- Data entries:
◆ ◆ ◆ ◆ ◆
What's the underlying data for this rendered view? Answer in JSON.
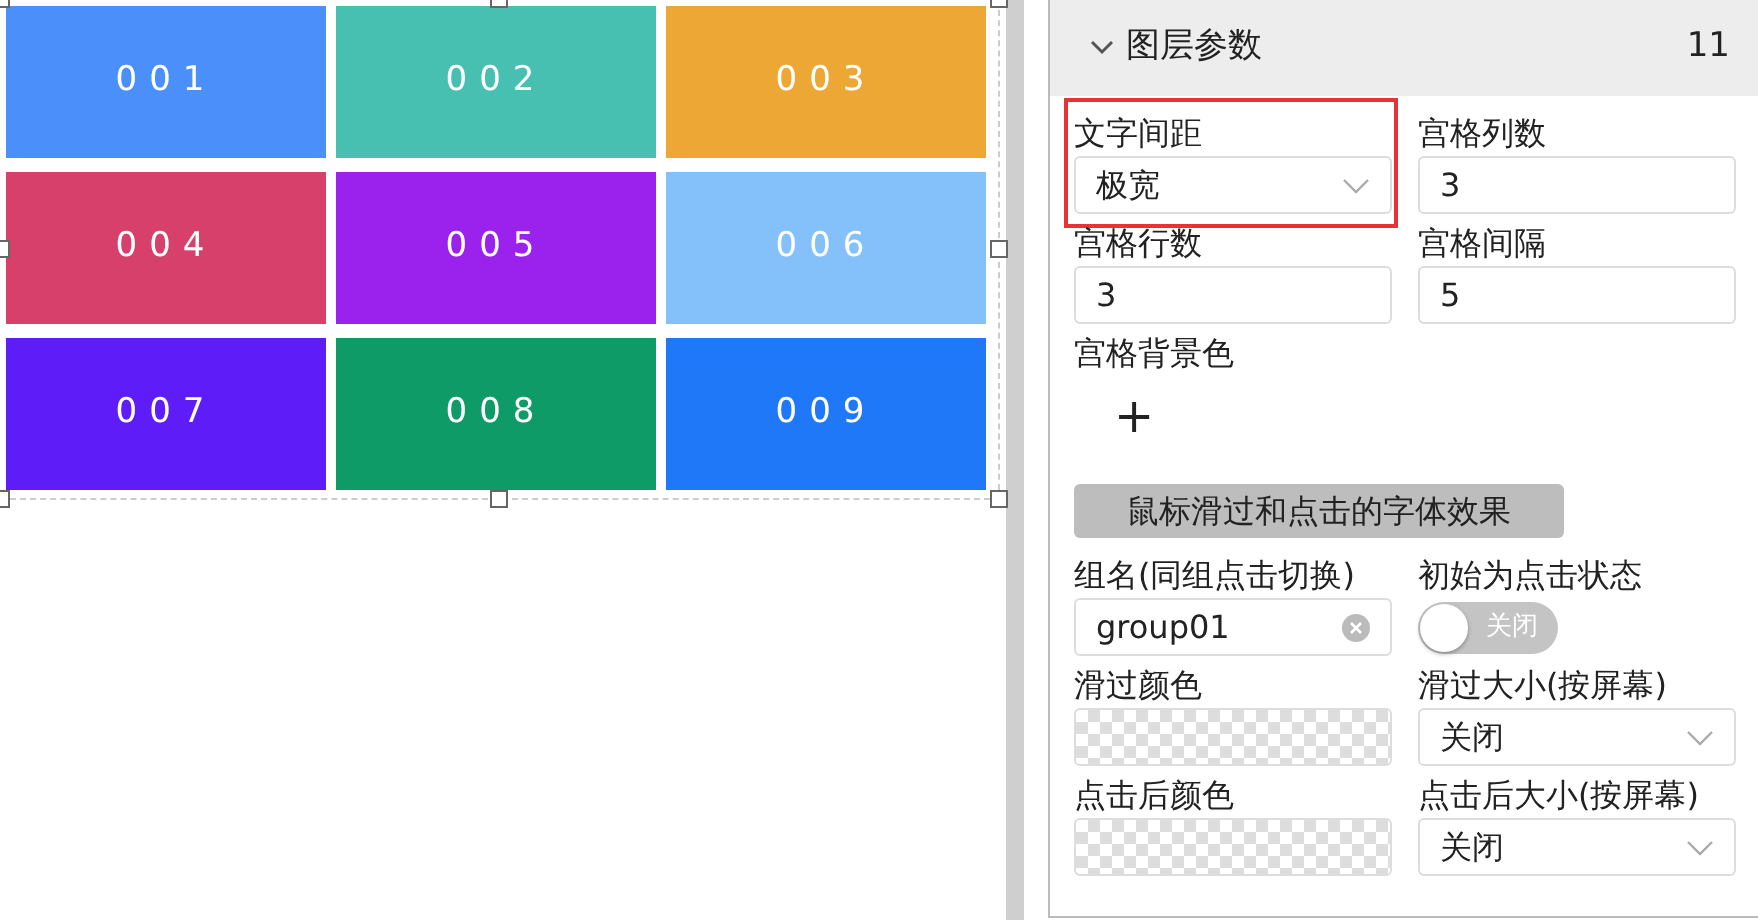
{
  "canvas": {
    "tiles": [
      {
        "label": "001",
        "color": "#4b8ffb"
      },
      {
        "label": "002",
        "color": "#47bfb1"
      },
      {
        "label": "003",
        "color": "#eda734"
      },
      {
        "label": "004",
        "color": "#d6406a"
      },
      {
        "label": "005",
        "color": "#9a22ec"
      },
      {
        "label": "006",
        "color": "#84c0f9"
      },
      {
        "label": "007",
        "color": "#5e1cf8"
      },
      {
        "label": "008",
        "color": "#0e9b67"
      },
      {
        "label": "009",
        "color": "#1e78f8"
      }
    ]
  },
  "panel": {
    "title": "图层参数",
    "count": "11",
    "expanded": true,
    "fields": [
      {
        "kind": "select",
        "label": "文字间距",
        "value": "极宽",
        "highlighted": true
      },
      {
        "kind": "input",
        "label": "宫格列数",
        "value": "3",
        "highlighted": false
      },
      {
        "kind": "input",
        "label": "宫格行数",
        "value": "3",
        "highlighted": false
      },
      {
        "kind": "input",
        "label": "宫格间隔",
        "value": "5",
        "highlighted": false
      },
      {
        "kind": "add",
        "label": "宫格背景色",
        "symbol": "+",
        "highlighted": false
      }
    ],
    "section_title": "鼠标滑过和点击的字体效果",
    "effects": [
      {
        "kind": "clearable",
        "label": "组名(同组点击切换)",
        "value": "group01"
      },
      {
        "kind": "switch",
        "label": "初始为点击状态",
        "on": false,
        "text": "关闭"
      },
      {
        "kind": "color",
        "label": "滑过颜色"
      },
      {
        "kind": "select",
        "label": "滑过大小(按屏幕)",
        "value": "关闭"
      },
      {
        "kind": "color",
        "label": "点击后颜色"
      },
      {
        "kind": "select",
        "label": "点击后大小(按屏幕)",
        "value": "关闭"
      }
    ]
  }
}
◆ ◆ ◆ ◆ ◆
- To do: Nothing but a number is needed here: how many lines hold the string "color"?

- Result of this exercise: 11